┌────────

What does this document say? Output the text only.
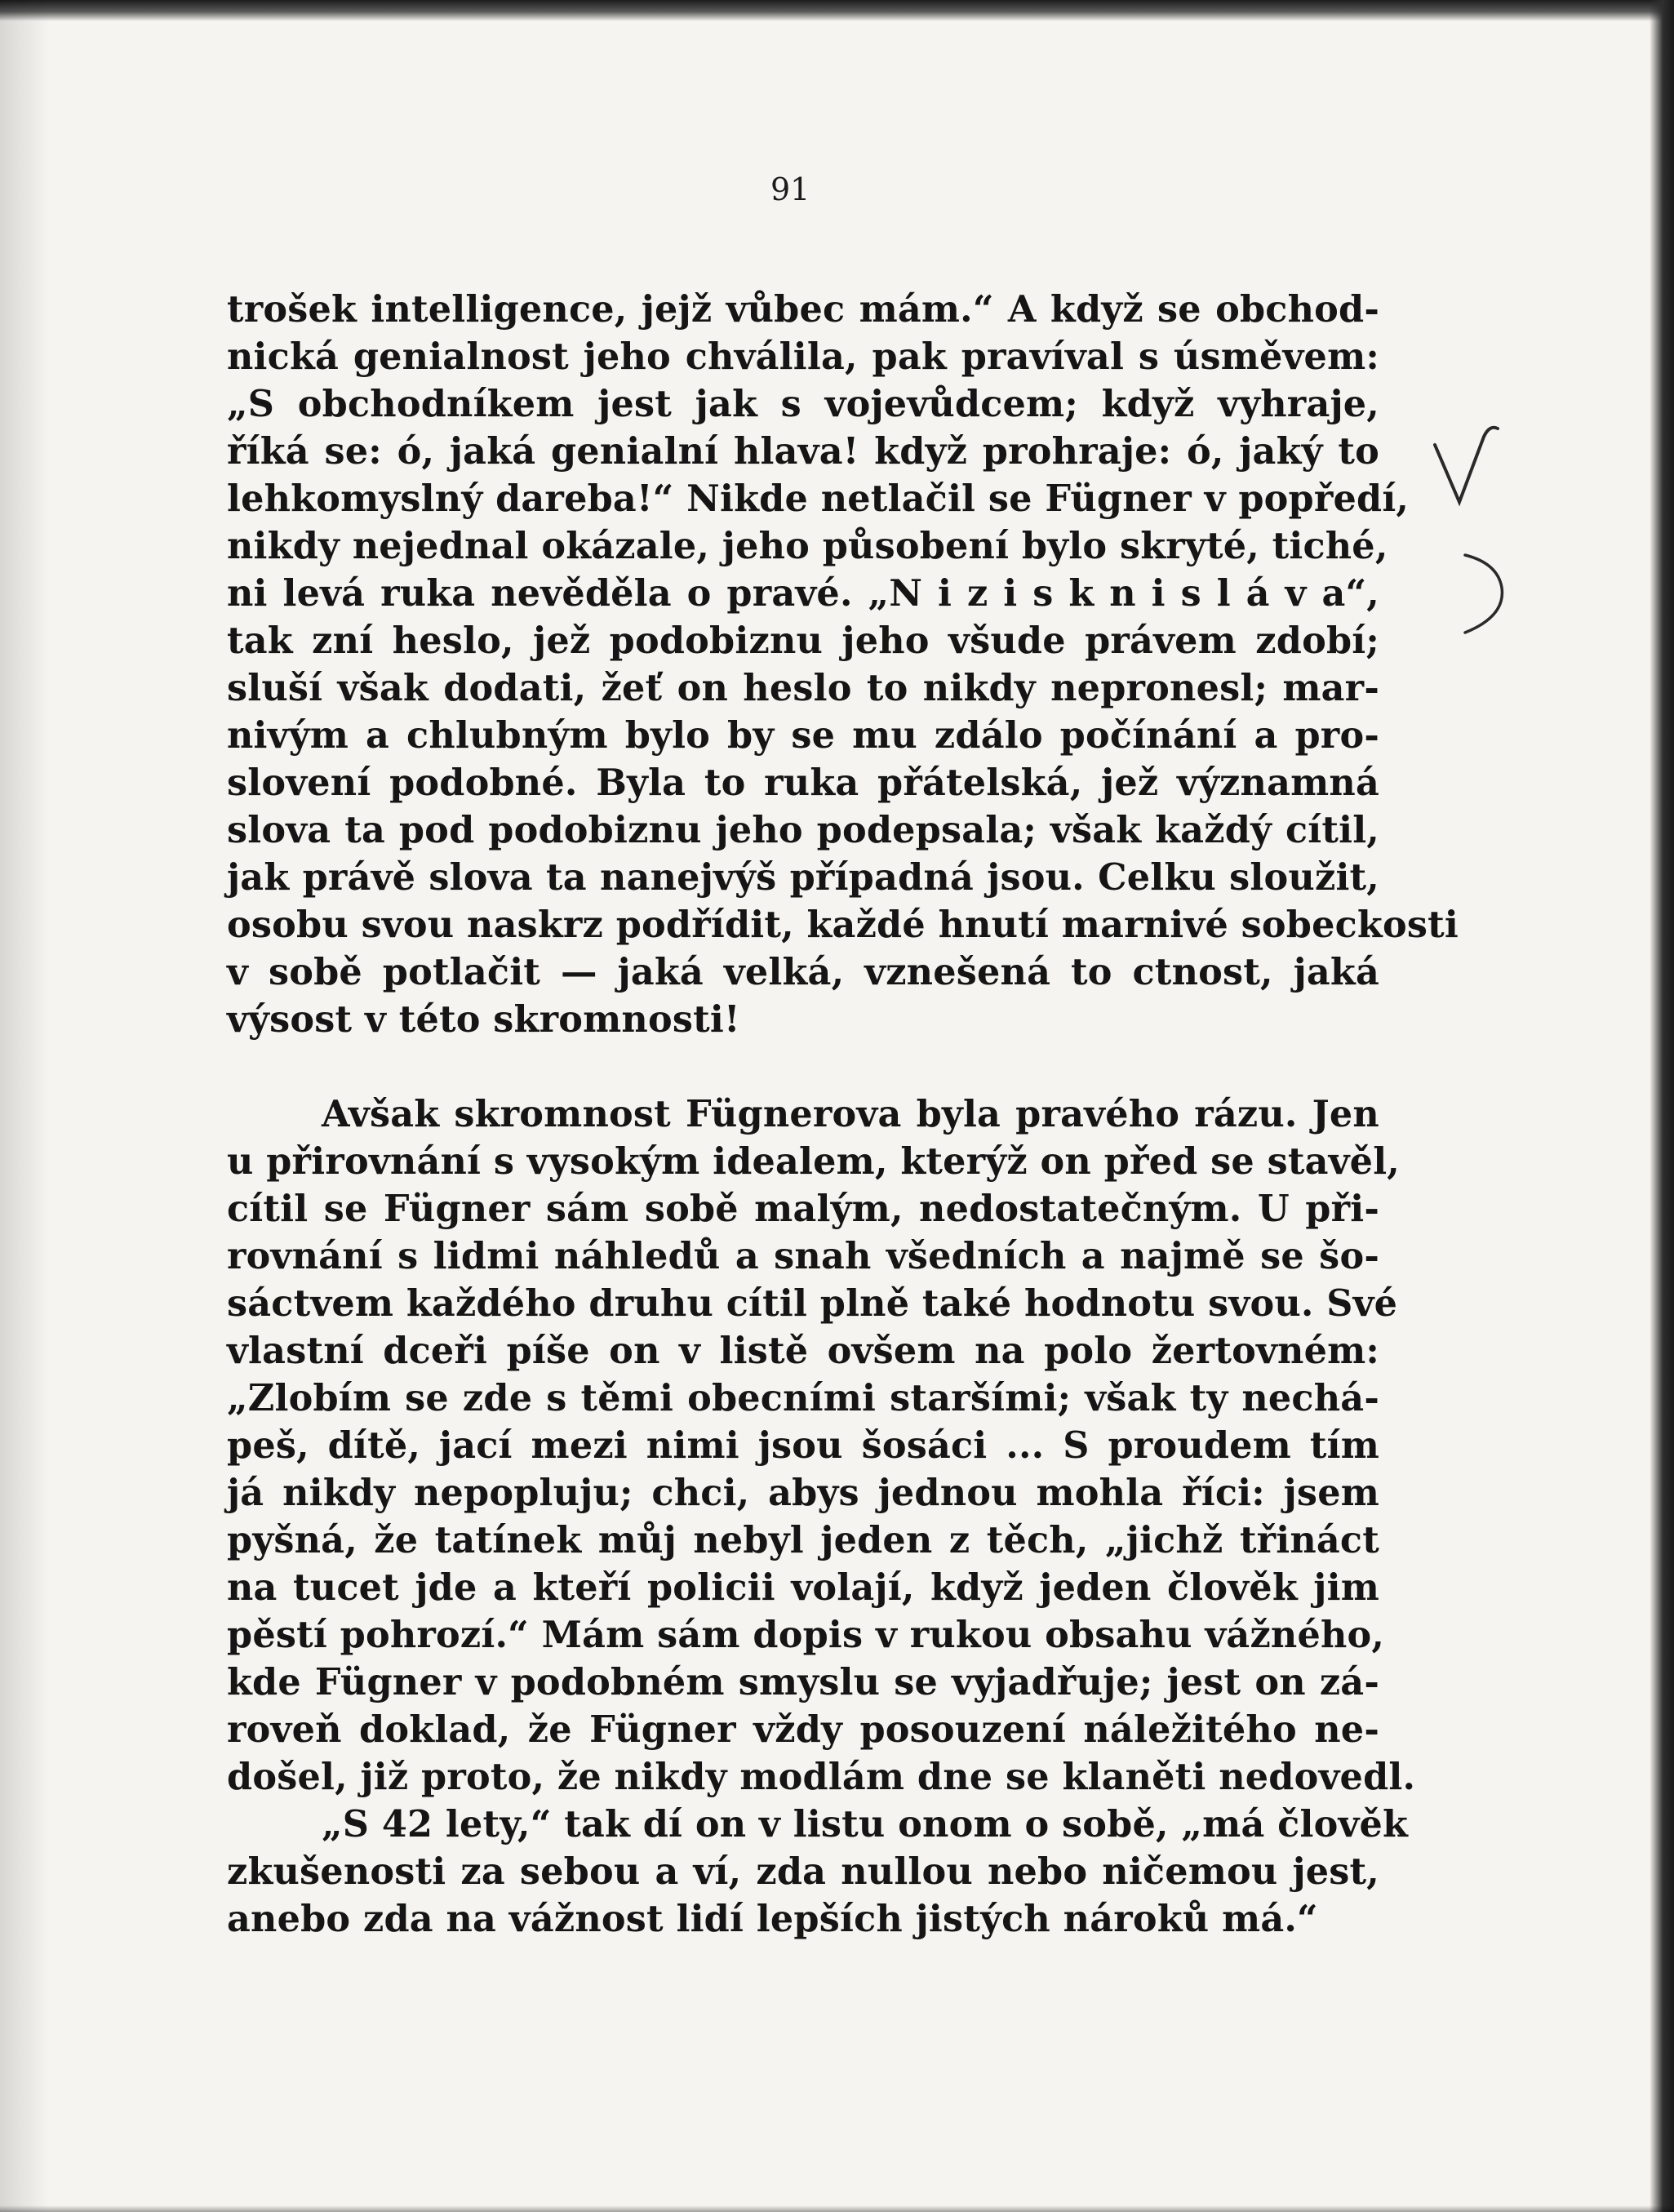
91
trošek intelligence, jejž vůbec mám.“ A když se obchod-
nická genialnost jeho chválila, pak pravíval s úsměvem:
„S obchodníkem jest jak s vojevůdcem; když vyhraje,
říká se: ó, jaká genialní hlava! když prohraje: ó, jaký to
lehkomyslný dareba!“ Nikde netlačil se Fügner v popředí,
nikdy nejednal okázale, jeho působení bylo skryté, tiché,
ni levá ruka nevěděla o pravé. „N i z i s k n i s l á v a“,
tak zní heslo, jež podobiznu jeho všude právem zdobí;
sluší však dodati, žeť on heslo to nikdy nepronesl; mar-
nivým a chlubným bylo by se mu zdálo počínání a pro-
slovení podobné. Byla to ruka přátelská, jež významná
slova ta pod podobiznu jeho podepsala; však každý cítil,
jak právě slova ta nanejvýš případná jsou. Celku sloužit,
osobu svou naskrz podřídit, každé hnutí marnivé sobeckosti
v sobě potlačit — jaká velká, vznešená to ctnost, jaká
výsost v této skromnosti!
Avšak skromnost Fügnerova byla pravého rázu. Jen
u přirovnání s vysokým idealem, kterýž on před se stavěl,
cítil se Fügner sám sobě malým, nedostatečným. U při-
rovnání s lidmi náhledů a snah všedních a najmě se šo-
sáctvem každého druhu cítil plně také hodnotu svou. Své
vlastní dceři píše on v listě ovšem na polo žertovném:
„Zlobím se zde s těmi obecními staršími; však ty nechá-
peš, dítě, jací mezi nimi jsou šosáci ... S proudem tím
já nikdy nepopluju; chci, abys jednou mohla říci: jsem
pyšná, že tatínek můj nebyl jeden z těch, „jichž třináct
na tucet jde a kteří policii volají, když jeden člověk jim
pěstí pohrozí.“ Mám sám dopis v rukou obsahu vážného,
kde Fügner v podobném smyslu se vyjadřuje; jest on zá-
roveň doklad, že Fügner vždy posouzení náležitého ne-
došel, již proto, že nikdy modlám dne se klaněti nedovedl.
„S 42 lety,“ tak dí on v listu onom o sobě, „má člověk
zkušenosti za sebou a ví, zda nullou nebo ničemou jest,
anebo zda na vážnost lidí lepších jistých nároků má.“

└────────

• Exercise: Your task is to collect every line above that contains the word "slova".

• Solution to the exercise:
slova ta pod podobiznu jeho podepsala; však každý cítil,
jak právě slova ta nanejvýš případná jsou. Celku sloužit,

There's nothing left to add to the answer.